■ Job
Put each line of the listing below into a JSON array of strings, one string per line, and leave out any blank lines.
╭─ Material provided
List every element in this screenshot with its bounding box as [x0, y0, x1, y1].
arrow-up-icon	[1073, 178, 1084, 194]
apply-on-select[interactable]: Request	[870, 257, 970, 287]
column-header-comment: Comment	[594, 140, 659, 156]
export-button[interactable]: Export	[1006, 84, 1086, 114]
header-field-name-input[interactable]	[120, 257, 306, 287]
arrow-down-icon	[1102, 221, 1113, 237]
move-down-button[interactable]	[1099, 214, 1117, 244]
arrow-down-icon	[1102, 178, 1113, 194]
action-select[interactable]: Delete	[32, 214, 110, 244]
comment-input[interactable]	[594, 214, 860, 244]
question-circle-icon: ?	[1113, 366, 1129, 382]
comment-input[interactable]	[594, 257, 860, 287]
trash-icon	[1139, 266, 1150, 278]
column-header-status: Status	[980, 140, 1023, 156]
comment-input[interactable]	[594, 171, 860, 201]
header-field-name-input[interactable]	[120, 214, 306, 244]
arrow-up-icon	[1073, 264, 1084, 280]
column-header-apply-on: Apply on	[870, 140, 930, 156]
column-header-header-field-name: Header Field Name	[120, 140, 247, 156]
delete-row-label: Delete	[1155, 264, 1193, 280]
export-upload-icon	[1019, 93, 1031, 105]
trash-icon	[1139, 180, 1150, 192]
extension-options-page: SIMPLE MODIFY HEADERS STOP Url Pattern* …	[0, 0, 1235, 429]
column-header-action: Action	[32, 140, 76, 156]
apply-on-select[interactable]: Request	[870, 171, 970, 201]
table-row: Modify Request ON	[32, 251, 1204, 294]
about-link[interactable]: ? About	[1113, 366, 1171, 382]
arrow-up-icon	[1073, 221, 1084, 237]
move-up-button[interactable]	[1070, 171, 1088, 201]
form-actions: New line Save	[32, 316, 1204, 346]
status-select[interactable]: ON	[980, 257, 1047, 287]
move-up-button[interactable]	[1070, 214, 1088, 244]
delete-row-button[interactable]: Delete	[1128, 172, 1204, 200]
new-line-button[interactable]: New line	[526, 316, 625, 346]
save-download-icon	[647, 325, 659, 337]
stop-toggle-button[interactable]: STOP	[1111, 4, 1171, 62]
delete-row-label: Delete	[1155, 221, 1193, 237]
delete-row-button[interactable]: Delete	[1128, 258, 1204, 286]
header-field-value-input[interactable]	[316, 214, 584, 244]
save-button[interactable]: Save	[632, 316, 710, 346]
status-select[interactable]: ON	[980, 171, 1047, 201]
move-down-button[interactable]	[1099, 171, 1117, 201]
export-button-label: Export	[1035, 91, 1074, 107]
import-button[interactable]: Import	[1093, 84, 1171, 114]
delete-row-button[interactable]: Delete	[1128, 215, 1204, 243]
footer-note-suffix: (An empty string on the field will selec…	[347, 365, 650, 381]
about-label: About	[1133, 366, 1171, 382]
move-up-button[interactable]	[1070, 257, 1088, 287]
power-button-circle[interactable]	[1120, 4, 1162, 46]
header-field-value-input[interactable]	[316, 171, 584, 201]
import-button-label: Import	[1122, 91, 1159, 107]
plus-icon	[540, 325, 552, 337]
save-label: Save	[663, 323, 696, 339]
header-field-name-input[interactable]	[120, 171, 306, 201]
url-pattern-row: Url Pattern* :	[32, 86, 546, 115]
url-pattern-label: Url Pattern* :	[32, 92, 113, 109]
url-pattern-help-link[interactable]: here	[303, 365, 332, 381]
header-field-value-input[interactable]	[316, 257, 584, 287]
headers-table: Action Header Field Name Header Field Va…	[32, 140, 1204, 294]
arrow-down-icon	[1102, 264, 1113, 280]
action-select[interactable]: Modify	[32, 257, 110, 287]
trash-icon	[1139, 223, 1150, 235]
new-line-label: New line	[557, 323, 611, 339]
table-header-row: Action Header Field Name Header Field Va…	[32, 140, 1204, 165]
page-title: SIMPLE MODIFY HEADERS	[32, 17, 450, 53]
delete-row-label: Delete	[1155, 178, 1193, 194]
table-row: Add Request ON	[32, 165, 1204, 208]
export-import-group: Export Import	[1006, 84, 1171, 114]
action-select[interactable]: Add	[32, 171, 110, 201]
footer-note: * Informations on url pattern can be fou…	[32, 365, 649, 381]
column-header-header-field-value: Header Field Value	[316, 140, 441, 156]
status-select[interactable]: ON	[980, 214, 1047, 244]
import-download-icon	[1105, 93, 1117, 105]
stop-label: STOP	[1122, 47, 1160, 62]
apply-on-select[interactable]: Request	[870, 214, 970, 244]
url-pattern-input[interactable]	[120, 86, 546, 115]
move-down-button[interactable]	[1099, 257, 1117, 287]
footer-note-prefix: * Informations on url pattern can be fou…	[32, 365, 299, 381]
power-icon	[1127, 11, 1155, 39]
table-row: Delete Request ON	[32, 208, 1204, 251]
╰─
■ Task result
[
  "List every element in this screenshot with its bounding box as [x0, y0, x1, y1].",
  "arrow-up-icon\t[1073, 178, 1084, 194]",
  "apply-on-select[interactable]: Request\t[870, 257, 970, 287]",
  "column-header-comment: Comment\t[594, 140, 659, 156]",
  "export-button[interactable]: Export\t[1006, 84, 1086, 114]",
  "header-field-name-input[interactable]\t[120, 257, 306, 287]",
  "arrow-down-icon\t[1102, 221, 1113, 237]",
  "move-down-button[interactable]\t[1099, 214, 1117, 244]",
  "arrow-down-icon\t[1102, 178, 1113, 194]",
  "action-select[interactable]: Delete\t[32, 214, 110, 244]",
  "comment-input[interactable]\t[594, 214, 860, 244]",
  "question-circle-icon: ?\t[1113, 366, 1129, 382]",
  "comment-input[interactable]\t[594, 257, 860, 287]",
  "trash-icon\t[1139, 266, 1150, 278]",
  "column-header-status: Status\t[980, 140, 1023, 156]",
  "comment-input[interactable]\t[594, 171, 860, 201]",
  "header-field-name-input[interactable]\t[120, 214, 306, 244]",
  "arrow-up-icon\t[1073, 264, 1084, 280]",
  "column-header-apply-on: Apply on\t[870, 140, 930, 156]",
  "column-header-header-field-name: Header Field Name\t[120, 140, 247, 156]",
  "delete-row-label: Delete\t[1155, 264, 1193, 280]",
  "export-upload-icon\t[1019, 93, 1031, 105]",
  "trash-icon\t[1139, 180, 1150, 192]",
  "extension-options-page: SIMPLE MODIFY HEADERS STOP Url Pattern* …\t[0, 0, 1235, 429]",
  "column-header-action: Action\t[32, 140, 76, 156]",
  "apply-on-select[interactable]: Request\t[870, 171, 970, 201]",
  "table-row: Modify Request ON\t[32, 251, 1204, 294]",
  "about-link[interactable]: ? About\t[1113, 366, 1171, 382]",
  "arrow-up-icon\t[1073, 221, 1084, 237]",
  "move-up-button[interactable]\t[1070, 171, 1088, 201]",
  "form-actions: New line Save\t[32, 316, 1204, 346]",
  "status-select[interactable]: ON\t[980, 257, 1047, 287]",
  "move-up-button[interactable]\t[1070, 214, 1088, 244]",
  "delete-row-button[interactable]: Delete\t[1128, 172, 1204, 200]",
  "new-line-button[interactable]: New line\t[526, 316, 625, 346]",
  "save-download-icon\t[647, 325, 659, 337]",
  "stop-toggle-button[interactable]: STOP\t[1111, 4, 1171, 62]",
  "delete-row-label: Delete\t[1155, 221, 1193, 237]",
  "delete-row-button[interactable]: Delete\t[1128, 258, 1204, 286]",
  "header-field-value-input[interactable]\t[316, 214, 584, 244]",
  "save-button[interactable]: Save\t[632, 316, 710, 346]",
  "status-select[interactable]: ON\t[980, 171, 1047, 201]",
  "move-down-button[interactable]\t[1099, 171, 1117, 201]",
  "export-button-label: Export\t[1035, 91, 1074, 107]",
  "import-button[interactable]: Import\t[1093, 84, 1171, 114]",
  "delete-row-button[interactable]: Delete\t[1128, 215, 1204, 243]",
  "footer-note-suffix: (An empty string on the field will selec…\t[347, 365, 650, 381]",
  "about-label: About\t[1133, 366, 1171, 382]",
  "move-up-button[interactable]\t[1070, 257, 1088, 287]",
  "power-button-circle[interactable]\t[1120, 4, 1162, 46]",
  "header-field-value-input[interactable]\t[316, 171, 584, 201]",
  "import-button-label: Import\t[1122, 91, 1159, 107]",
  "plus-icon\t[540, 325, 552, 337]",
  "save-label: Save\t[663, 323, 696, 339]",
  "header-field-name-input[interactable]\t[120, 171, 306, 201]",
  "url-pattern-row: Url Pattern* :\t[32, 86, 546, 115]",
  "url-pattern-label: Url Pattern* :\t[32, 92, 113, 109]",
  "url-pattern-help-link[interactable]: here\t[303, 365, 332, 381]",
  "header-field-value-input[interactable]\t[316, 257, 584, 287]",
  "headers-table: Action Header Field Name Header Field Va…\t[32, 140, 1204, 294]",
  "arrow-down-icon\t[1102, 264, 1113, 280]",
  "action-select[interactable]: Modify\t[32, 257, 110, 287]",
  "trash-icon\t[1139, 223, 1150, 235]",
  "new-line-label: New line\t[557, 323, 611, 339]",
  "table-header-row: Action Header Field Name Header Field Va…\t[32, 140, 1204, 165]",
  "page-title: SIMPLE MODIFY HEADERS\t[32, 17, 450, 53]",
  "delete-row-label: Delete\t[1155, 178, 1193, 194]",
  "table-row: Add Request ON\t[32, 165, 1204, 208]",
  "export-import-group: Export Import\t[1006, 84, 1171, 114]",
  "action-select[interactable]: Add\t[32, 171, 110, 201]",
  "footer-note: * Informations on url pattern can be fou…\t[32, 365, 649, 381]",
  "column-header-header-field-value: Header Field Value\t[316, 140, 441, 156]",
  "status-select[interactable]: ON\t[980, 214, 1047, 244]",
  "import-download-icon\t[1105, 93, 1117, 105]",
  "stop-label: STOP\t[1122, 47, 1160, 62]",
  "apply-on-select[interactable]: Request\t[870, 214, 970, 244]",
  "url-pattern-input[interactable]\t[120, 86, 546, 115]",
  "move-down-button[interactable]\t[1099, 257, 1117, 287]",
  "footer-note-prefix: * Informations on url pattern can be fou…\t[32, 365, 299, 381]",
  "power-icon\t[1127, 11, 1155, 39]",
  "table-row: Delete Request ON\t[32, 208, 1204, 251]"
]